Collection entries:
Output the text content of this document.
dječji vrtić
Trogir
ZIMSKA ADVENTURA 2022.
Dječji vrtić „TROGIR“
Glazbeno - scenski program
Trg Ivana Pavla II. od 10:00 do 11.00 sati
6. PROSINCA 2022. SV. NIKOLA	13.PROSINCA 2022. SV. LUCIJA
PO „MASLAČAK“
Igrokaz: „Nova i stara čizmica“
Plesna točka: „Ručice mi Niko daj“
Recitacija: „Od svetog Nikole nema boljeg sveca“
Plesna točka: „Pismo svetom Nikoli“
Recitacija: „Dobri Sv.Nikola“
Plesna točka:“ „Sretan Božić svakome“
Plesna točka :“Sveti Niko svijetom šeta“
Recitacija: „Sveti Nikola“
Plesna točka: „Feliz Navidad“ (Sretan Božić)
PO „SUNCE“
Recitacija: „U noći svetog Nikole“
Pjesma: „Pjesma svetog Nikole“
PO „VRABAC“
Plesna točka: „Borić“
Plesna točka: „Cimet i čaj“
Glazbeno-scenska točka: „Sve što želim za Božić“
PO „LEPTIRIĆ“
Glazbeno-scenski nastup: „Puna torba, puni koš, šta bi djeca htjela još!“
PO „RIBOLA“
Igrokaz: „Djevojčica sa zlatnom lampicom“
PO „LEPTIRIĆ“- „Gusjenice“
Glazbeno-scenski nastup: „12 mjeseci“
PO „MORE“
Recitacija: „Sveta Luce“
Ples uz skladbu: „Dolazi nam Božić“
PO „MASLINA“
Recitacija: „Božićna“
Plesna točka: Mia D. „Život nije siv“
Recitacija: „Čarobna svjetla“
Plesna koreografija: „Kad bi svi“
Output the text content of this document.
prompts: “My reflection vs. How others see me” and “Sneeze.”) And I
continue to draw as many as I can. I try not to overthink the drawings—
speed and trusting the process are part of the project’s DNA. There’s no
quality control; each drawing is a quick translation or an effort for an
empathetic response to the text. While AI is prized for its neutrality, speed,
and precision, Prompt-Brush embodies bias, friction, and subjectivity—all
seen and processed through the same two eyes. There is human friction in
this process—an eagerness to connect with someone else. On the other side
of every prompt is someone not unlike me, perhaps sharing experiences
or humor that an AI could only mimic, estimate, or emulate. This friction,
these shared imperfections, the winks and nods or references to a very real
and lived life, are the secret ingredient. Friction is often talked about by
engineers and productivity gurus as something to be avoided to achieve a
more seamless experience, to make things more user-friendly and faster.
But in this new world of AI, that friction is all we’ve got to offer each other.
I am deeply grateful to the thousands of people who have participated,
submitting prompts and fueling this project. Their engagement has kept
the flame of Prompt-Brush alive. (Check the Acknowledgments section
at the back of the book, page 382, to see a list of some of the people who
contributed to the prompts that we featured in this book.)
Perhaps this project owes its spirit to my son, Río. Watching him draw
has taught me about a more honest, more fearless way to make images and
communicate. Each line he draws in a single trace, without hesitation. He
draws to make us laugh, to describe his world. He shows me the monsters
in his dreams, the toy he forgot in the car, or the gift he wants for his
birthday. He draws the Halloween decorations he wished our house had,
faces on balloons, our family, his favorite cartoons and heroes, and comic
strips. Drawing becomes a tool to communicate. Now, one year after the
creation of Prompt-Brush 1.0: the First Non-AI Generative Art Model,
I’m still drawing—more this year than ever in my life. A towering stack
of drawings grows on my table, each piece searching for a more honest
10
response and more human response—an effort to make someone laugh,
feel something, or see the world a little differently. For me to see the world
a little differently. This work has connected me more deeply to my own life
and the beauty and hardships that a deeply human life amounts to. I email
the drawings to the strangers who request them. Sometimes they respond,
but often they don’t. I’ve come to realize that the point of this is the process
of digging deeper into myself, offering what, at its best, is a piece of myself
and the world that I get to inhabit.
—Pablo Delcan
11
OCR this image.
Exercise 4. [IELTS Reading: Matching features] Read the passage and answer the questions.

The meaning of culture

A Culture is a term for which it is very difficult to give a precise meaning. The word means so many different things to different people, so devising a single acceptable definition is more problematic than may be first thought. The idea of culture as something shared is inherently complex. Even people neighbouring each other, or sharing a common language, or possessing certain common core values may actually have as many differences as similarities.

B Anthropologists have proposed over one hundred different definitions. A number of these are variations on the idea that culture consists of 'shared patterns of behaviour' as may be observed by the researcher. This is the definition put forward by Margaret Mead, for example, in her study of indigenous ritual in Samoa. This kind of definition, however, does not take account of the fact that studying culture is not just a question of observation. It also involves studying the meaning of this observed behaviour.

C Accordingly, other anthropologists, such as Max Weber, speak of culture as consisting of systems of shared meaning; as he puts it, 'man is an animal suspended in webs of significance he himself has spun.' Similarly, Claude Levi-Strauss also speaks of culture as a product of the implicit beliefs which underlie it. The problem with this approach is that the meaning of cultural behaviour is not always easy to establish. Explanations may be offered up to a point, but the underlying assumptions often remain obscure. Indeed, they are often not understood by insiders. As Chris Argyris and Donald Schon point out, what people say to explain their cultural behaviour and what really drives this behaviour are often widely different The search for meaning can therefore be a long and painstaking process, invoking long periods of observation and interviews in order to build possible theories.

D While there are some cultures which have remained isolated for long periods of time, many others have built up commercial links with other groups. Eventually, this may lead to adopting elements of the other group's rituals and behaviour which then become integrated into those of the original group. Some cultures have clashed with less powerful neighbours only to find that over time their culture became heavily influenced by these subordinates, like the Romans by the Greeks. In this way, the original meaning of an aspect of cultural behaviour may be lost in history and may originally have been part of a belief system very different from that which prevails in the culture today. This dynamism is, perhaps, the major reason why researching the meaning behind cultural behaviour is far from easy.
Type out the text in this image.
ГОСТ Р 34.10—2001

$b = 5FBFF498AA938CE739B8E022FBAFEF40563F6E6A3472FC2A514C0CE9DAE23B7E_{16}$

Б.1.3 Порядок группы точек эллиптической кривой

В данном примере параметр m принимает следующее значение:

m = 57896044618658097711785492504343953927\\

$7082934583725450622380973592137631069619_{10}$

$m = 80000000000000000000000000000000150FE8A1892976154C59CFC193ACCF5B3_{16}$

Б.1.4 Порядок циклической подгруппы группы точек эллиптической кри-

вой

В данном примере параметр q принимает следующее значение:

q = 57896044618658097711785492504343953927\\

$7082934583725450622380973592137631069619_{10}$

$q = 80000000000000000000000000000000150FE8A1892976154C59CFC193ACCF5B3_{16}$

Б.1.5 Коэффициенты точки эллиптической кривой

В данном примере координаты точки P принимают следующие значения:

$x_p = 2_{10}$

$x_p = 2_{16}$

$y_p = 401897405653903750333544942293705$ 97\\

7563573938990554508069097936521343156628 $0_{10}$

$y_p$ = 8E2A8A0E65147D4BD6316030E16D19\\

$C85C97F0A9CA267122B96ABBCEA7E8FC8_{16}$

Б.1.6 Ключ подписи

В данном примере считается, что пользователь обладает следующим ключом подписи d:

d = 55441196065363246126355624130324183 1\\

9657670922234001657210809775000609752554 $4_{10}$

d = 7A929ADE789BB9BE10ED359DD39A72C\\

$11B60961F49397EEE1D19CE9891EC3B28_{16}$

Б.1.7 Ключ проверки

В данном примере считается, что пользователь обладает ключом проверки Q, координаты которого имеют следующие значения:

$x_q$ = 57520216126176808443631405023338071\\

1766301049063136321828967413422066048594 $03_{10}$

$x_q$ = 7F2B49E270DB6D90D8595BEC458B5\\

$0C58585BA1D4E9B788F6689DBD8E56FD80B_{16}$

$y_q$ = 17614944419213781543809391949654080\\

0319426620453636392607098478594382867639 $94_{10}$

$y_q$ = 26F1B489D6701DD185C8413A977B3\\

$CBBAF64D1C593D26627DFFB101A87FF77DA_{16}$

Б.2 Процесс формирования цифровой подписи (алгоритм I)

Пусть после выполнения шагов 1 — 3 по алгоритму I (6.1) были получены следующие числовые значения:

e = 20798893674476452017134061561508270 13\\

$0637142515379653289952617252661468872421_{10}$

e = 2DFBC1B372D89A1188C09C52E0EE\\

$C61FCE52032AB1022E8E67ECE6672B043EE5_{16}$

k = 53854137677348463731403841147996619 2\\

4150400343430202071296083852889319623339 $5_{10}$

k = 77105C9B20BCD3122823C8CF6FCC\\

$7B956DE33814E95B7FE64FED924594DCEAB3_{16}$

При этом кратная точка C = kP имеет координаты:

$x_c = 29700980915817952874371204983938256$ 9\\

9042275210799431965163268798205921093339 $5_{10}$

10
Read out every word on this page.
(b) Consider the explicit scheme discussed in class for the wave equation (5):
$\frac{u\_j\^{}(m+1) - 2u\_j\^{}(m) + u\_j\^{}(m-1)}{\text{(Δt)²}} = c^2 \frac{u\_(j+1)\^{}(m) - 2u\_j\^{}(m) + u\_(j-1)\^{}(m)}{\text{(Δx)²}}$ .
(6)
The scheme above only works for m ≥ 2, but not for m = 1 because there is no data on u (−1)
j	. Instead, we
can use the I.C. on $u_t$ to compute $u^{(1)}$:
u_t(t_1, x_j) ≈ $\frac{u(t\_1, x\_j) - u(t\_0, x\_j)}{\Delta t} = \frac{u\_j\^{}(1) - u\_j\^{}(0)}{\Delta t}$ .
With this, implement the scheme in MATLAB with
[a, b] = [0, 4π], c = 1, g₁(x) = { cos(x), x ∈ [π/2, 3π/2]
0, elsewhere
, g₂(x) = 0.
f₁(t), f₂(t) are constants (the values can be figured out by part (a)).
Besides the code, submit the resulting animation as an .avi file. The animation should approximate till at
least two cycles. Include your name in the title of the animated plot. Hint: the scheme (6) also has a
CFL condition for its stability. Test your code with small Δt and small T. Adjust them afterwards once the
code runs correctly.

THE TASK: Return all lines with the word "effort" in them.

CORRECT RESULT:
quality control; each drawing is a quick translation or an effort for an
response and more human response—an effort to make someone laugh,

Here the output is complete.